[Collection entries]

[BEGIN]

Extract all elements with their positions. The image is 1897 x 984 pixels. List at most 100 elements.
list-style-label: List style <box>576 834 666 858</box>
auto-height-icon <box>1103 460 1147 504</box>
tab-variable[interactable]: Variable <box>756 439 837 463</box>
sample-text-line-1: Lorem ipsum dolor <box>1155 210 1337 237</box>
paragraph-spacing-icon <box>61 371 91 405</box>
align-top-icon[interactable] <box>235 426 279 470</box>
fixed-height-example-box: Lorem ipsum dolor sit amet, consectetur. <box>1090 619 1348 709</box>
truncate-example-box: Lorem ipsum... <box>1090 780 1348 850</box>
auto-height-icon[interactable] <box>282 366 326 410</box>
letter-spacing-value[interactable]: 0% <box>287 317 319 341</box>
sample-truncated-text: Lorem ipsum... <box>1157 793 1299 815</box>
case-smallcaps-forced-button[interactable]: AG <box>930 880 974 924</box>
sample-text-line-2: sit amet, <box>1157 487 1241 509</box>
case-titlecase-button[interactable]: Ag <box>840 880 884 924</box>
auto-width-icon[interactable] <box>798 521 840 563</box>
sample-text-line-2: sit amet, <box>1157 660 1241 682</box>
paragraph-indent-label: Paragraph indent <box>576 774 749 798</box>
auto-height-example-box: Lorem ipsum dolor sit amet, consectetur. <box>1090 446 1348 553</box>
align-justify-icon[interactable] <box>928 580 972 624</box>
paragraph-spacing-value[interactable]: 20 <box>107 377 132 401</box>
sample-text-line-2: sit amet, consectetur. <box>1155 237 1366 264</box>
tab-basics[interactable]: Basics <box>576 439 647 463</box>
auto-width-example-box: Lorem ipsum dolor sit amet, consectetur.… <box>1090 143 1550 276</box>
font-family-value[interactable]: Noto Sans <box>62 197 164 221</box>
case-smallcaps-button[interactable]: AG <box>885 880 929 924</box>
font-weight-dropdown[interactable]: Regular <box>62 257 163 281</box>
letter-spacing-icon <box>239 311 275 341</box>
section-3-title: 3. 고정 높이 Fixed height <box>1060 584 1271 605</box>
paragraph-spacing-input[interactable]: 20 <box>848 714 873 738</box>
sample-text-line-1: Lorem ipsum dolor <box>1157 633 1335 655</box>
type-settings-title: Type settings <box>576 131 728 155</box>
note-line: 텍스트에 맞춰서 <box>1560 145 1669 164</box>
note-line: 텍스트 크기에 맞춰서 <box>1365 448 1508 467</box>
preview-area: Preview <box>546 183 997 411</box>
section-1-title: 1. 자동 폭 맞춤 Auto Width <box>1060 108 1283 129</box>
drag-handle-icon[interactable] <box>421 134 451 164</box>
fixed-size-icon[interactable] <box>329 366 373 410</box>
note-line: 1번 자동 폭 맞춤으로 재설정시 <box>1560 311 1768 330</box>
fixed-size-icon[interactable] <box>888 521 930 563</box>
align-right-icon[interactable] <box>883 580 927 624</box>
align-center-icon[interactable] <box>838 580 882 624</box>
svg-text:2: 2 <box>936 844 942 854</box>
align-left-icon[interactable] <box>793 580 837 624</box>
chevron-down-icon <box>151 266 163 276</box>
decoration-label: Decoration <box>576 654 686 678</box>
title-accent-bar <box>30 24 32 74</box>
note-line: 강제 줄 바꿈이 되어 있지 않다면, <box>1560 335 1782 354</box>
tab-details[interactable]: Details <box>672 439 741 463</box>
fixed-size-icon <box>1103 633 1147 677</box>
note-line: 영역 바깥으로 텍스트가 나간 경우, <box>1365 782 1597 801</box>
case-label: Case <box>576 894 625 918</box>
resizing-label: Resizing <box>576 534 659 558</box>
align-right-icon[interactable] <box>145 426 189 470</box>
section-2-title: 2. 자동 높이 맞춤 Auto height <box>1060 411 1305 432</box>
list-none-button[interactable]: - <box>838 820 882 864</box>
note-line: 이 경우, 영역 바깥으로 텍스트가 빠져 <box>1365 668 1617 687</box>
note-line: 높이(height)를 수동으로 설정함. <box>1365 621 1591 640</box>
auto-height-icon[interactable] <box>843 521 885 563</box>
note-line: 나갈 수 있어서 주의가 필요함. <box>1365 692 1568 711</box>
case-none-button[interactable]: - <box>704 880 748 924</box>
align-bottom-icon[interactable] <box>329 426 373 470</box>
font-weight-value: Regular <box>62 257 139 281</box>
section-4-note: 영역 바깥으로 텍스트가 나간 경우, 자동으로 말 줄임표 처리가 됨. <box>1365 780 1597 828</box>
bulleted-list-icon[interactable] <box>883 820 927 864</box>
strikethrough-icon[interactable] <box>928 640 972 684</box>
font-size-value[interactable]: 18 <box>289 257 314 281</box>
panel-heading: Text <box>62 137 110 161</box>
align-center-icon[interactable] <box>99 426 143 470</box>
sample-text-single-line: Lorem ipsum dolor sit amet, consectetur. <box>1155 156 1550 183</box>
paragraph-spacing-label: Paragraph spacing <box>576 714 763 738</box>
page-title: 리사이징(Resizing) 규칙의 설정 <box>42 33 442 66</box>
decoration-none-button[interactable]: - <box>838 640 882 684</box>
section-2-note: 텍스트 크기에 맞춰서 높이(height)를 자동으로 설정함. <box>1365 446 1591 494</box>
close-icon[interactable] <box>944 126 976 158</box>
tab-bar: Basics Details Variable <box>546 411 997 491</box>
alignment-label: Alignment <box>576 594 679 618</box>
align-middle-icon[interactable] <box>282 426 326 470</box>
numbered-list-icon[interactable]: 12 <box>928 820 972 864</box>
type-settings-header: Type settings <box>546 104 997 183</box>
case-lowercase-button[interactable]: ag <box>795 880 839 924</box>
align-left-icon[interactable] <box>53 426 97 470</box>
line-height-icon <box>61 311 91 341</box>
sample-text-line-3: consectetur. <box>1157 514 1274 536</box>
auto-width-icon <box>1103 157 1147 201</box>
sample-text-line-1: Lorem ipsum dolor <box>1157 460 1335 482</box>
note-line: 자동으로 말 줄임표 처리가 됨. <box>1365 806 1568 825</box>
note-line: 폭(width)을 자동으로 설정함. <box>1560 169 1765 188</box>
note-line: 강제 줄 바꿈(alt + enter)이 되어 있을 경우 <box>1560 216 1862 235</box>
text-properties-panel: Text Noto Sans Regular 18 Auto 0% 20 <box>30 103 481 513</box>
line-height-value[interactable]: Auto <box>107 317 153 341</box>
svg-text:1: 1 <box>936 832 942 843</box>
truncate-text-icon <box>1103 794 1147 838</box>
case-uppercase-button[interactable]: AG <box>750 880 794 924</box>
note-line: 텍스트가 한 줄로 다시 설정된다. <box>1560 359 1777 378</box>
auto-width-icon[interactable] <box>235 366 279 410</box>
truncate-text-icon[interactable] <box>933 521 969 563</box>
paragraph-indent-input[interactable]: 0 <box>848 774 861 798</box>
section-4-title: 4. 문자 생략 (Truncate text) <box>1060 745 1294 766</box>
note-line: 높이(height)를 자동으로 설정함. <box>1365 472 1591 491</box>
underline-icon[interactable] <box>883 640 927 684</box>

[END]

### [Exercise]
Update the material above by changing every "sample-text-line-2" to "sample-text-second-line", and keep everything else the same.

### [Correct output]
Extract all elements with their positions. The image is 1897 x 984 pixels. List at most 100 elements.
list-style-label: List style <box>576 834 666 858</box>
auto-height-icon <box>1103 460 1147 504</box>
tab-variable[interactable]: Variable <box>756 439 837 463</box>
sample-text-line-1: Lorem ipsum dolor <box>1155 210 1337 237</box>
paragraph-spacing-icon <box>61 371 91 405</box>
align-top-icon[interactable] <box>235 426 279 470</box>
fixed-height-example-box: Lorem ipsum dolor sit amet, consectetur. <box>1090 619 1348 709</box>
truncate-example-box: Lorem ipsum... <box>1090 780 1348 850</box>
auto-height-icon[interactable] <box>282 366 326 410</box>
letter-spacing-value[interactable]: 0% <box>287 317 319 341</box>
sample-truncated-text: Lorem ipsum... <box>1157 793 1299 815</box>
case-smallcaps-forced-button[interactable]: AG <box>930 880 974 924</box>
sample-text-second-line: sit amet, <box>1157 487 1241 509</box>
case-titlecase-button[interactable]: Ag <box>840 880 884 924</box>
auto-width-icon[interactable] <box>798 521 840 563</box>
sample-text-second-line: sit amet, <box>1157 660 1241 682</box>
paragraph-indent-label: Paragraph indent <box>576 774 749 798</box>
auto-height-example-box: Lorem ipsum dolor sit amet, consectetur. <box>1090 446 1348 553</box>
align-justify-icon[interactable] <box>928 580 972 624</box>
paragraph-spacing-value[interactable]: 20 <box>107 377 132 401</box>
sample-text-second-line: sit amet, consectetur. <box>1155 237 1366 264</box>
tab-basics[interactable]: Basics <box>576 439 647 463</box>
auto-width-example-box: Lorem ipsum dolor sit amet, consectetur.… <box>1090 143 1550 276</box>
font-family-value[interactable]: Noto Sans <box>62 197 164 221</box>
case-smallcaps-button[interactable]: AG <box>885 880 929 924</box>
font-weight-dropdown[interactable]: Regular <box>62 257 163 281</box>
letter-spacing-icon <box>239 311 275 341</box>
section-3-title: 3. 고정 높이 Fixed height <box>1060 584 1271 605</box>
paragraph-spacing-input[interactable]: 20 <box>848 714 873 738</box>
sample-text-line-1: Lorem ipsum dolor <box>1157 633 1335 655</box>
type-settings-title: Type settings <box>576 131 728 155</box>
note-line: 텍스트에 맞춰서 <box>1560 145 1669 164</box>
note-line: 텍스트 크기에 맞춰서 <box>1365 448 1508 467</box>
preview-area: Preview <box>546 183 997 411</box>
section-1-title: 1. 자동 폭 맞춤 Auto Width <box>1060 108 1283 129</box>
drag-handle-icon[interactable] <box>421 134 451 164</box>
fixed-size-icon[interactable] <box>329 366 373 410</box>
note-line: 1번 자동 폭 맞춤으로 재설정시 <box>1560 311 1768 330</box>
fixed-size-icon[interactable] <box>888 521 930 563</box>
align-right-icon[interactable] <box>883 580 927 624</box>
align-center-icon[interactable] <box>838 580 882 624</box>
svg-text:2: 2 <box>936 844 942 854</box>
align-left-icon[interactable] <box>793 580 837 624</box>
chevron-down-icon <box>151 266 163 276</box>
decoration-label: Decoration <box>576 654 686 678</box>
title-accent-bar <box>30 24 32 74</box>
note-line: 강제 줄 바꿈이 되어 있지 않다면, <box>1560 335 1782 354</box>
tab-details[interactable]: Details <box>672 439 741 463</box>
fixed-size-icon <box>1103 633 1147 677</box>
note-line: 영역 바깥으로 텍스트가 나간 경우, <box>1365 782 1597 801</box>
case-label: Case <box>576 894 625 918</box>
resizing-label: Resizing <box>576 534 659 558</box>
align-right-icon[interactable] <box>145 426 189 470</box>
section-2-title: 2. 자동 높이 맞춤 Auto height <box>1060 411 1305 432</box>
list-none-button[interactable]: - <box>838 820 882 864</box>
note-line: 이 경우, 영역 바깥으로 텍스트가 빠져 <box>1365 668 1617 687</box>
note-line: 높이(height)를 수동으로 설정함. <box>1365 621 1591 640</box>
auto-height-icon[interactable] <box>843 521 885 563</box>
note-line: 나갈 수 있어서 주의가 필요함. <box>1365 692 1568 711</box>
case-none-button[interactable]: - <box>704 880 748 924</box>
align-bottom-icon[interactable] <box>329 426 373 470</box>
font-weight-value: Regular <box>62 257 139 281</box>
section-4-note: 영역 바깥으로 텍스트가 나간 경우, 자동으로 말 줄임표 처리가 됨. <box>1365 780 1597 828</box>
bulleted-list-icon[interactable] <box>883 820 927 864</box>
strikethrough-icon[interactable] <box>928 640 972 684</box>
font-size-value[interactable]: 18 <box>289 257 314 281</box>
panel-heading: Text <box>62 137 110 161</box>
align-center-icon[interactable] <box>99 426 143 470</box>
sample-text-single-line: Lorem ipsum dolor sit amet, consectetur. <box>1155 156 1550 183</box>
paragraph-spacing-label: Paragraph spacing <box>576 714 763 738</box>
page-title: 리사이징(Resizing) 규칙의 설정 <box>42 33 442 66</box>
decoration-none-button[interactable]: - <box>838 640 882 684</box>
section-2-note: 텍스트 크기에 맞춰서 높이(height)를 자동으로 설정함. <box>1365 446 1591 494</box>
close-icon[interactable] <box>944 126 976 158</box>
tab-bar: Basics Details Variable <box>546 411 997 491</box>
alignment-label: Alignment <box>576 594 679 618</box>
align-middle-icon[interactable] <box>282 426 326 470</box>
numbered-list-icon[interactable]: 12 <box>928 820 972 864</box>
type-settings-header: Type settings <box>546 104 997 183</box>
case-lowercase-button[interactable]: ag <box>795 880 839 924</box>
align-left-icon[interactable] <box>53 426 97 470</box>
line-height-icon <box>61 311 91 341</box>
sample-text-line-3: consectetur. <box>1157 514 1274 536</box>
auto-width-icon <box>1103 157 1147 201</box>
sample-text-line-1: Lorem ipsum dolor <box>1157 460 1335 482</box>
note-line: 자동으로 말 줄임표 처리가 됨. <box>1365 806 1568 825</box>
note-line: 폭(width)을 자동으로 설정함. <box>1560 169 1765 188</box>
note-line: 강제 줄 바꿈(alt + enter)이 되어 있을 경우 <box>1560 216 1862 235</box>
text-properties-panel: Text Noto Sans Regular 18 Auto 0% 20 <box>30 103 481 513</box>
line-height-value[interactable]: Auto <box>107 317 153 341</box>
svg-text:1: 1 <box>936 832 942 843</box>
truncate-text-icon <box>1103 794 1147 838</box>
case-uppercase-button[interactable]: AG <box>750 880 794 924</box>
note-line: 텍스트가 한 줄로 다시 설정된다. <box>1560 359 1777 378</box>
auto-width-icon[interactable] <box>235 366 279 410</box>
truncate-text-icon[interactable] <box>933 521 969 563</box>
paragraph-indent-input[interactable]: 0 <box>848 774 861 798</box>
section-4-title: 4. 문자 생략 (Truncate text) <box>1060 745 1294 766</box>
note-line: 높이(height)를 자동으로 설정함. <box>1365 472 1591 491</box>
underline-icon[interactable] <box>883 640 927 684</box>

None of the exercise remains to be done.